# Your objective
Scan the data below for the string "Solid". Show every line where it turns up.

# Dataset records
******************************

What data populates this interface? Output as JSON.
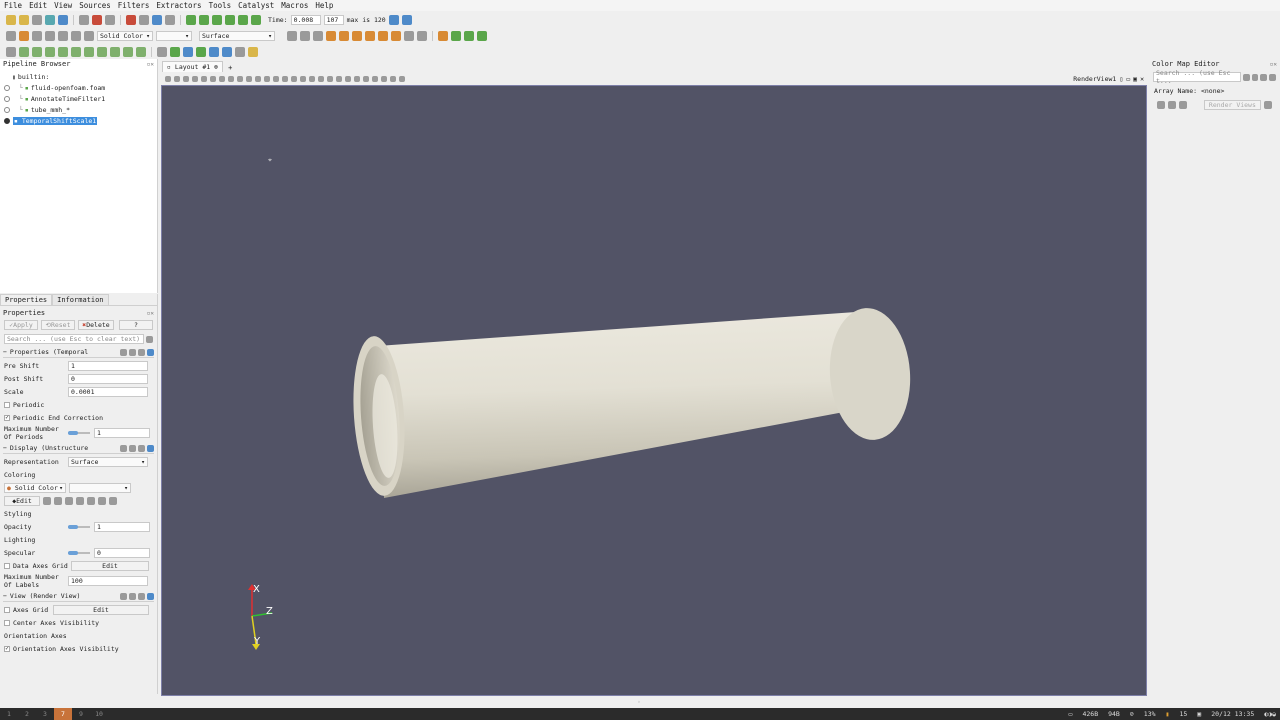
{
  "menu": [
    "File",
    "Edit",
    "View",
    "Sources",
    "Filters",
    "Extractors",
    "Tools",
    "Catalyst",
    "Macros",
    "Help"
  ],
  "time": {
    "label": "Time:",
    "value": "0.008",
    "index": "107",
    "max_label": "max is 120"
  },
  "toolbar": {
    "color_by": "Solid Color",
    "representation": "Surface"
  },
  "pipeline": {
    "title": "Pipeline Browser",
    "items": [
      {
        "label": "builtin:"
      },
      {
        "label": "fluid-openfoam.foam"
      },
      {
        "label": "AnnotateTimeFilter1"
      },
      {
        "label": "tube_mmh_*"
      },
      {
        "label": "TemporalShiftScale1"
      }
    ]
  },
  "tabs": {
    "properties": "Properties",
    "information": "Information"
  },
  "props": {
    "title": "Properties",
    "apply": "Apply",
    "reset": "Reset",
    "delete": "Delete",
    "help": "?",
    "search_placeholder": "Search ... (use Esc to clear text)",
    "section_props": "Properties (Temporal",
    "pre_shift_label": "Pre Shift",
    "pre_shift": "1",
    "post_shift_label": "Post Shift",
    "post_shift": "0",
    "scale_label": "Scale",
    "scale": "0.0001",
    "periodic": "Periodic",
    "periodic_end": "Periodic End Correction",
    "max_periods_label": "Maximum Number Of Periods",
    "max_periods": "1",
    "section_display": "Display (Unstructure",
    "representation_label": "Representation",
    "representation": "Surface",
    "coloring": "Coloring",
    "solid_color": "Solid Color",
    "edit": "Edit",
    "styling": "Styling",
    "opacity_label": "Opacity",
    "opacity": "1",
    "lighting": "Lighting",
    "specular_label": "Specular",
    "specular": "0",
    "data_axes_grid": "Data Axes Grid",
    "max_labels_label": "Maximum Number Of Labels",
    "max_labels": "100",
    "section_view": "View (Render View)",
    "axes_grid": "Axes Grid",
    "center_axes": "Center Axes Visibility",
    "orientation_axes": "Orientation Axes",
    "orientation_vis": "Orientation Axes Visibility"
  },
  "layout": {
    "tab": "Layout #1",
    "view_name": "RenderView1"
  },
  "axes": {
    "x": "X",
    "y": "Y",
    "z": "Z"
  },
  "colormap": {
    "title": "Color Map Editor",
    "search_placeholder": "Search ... (use Esc t...",
    "array_name": "Array Name: <none>",
    "render_views": "Render Views"
  },
  "taskbar": {
    "workspaces": [
      "1",
      "2",
      "3",
      "7",
      "9",
      "10"
    ],
    "mem": "426B",
    "cpu": "94B",
    "pct": "13%",
    "n": "15",
    "datetime": "20/12 13:35"
  },
  "colors": {
    "viewport": "#525366",
    "selection": "#3d8ede",
    "tube": "#e2dfd3"
  }
}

******************************

# Final result
    "color_by": "Solid Color",
    "solid_color": "Solid Color",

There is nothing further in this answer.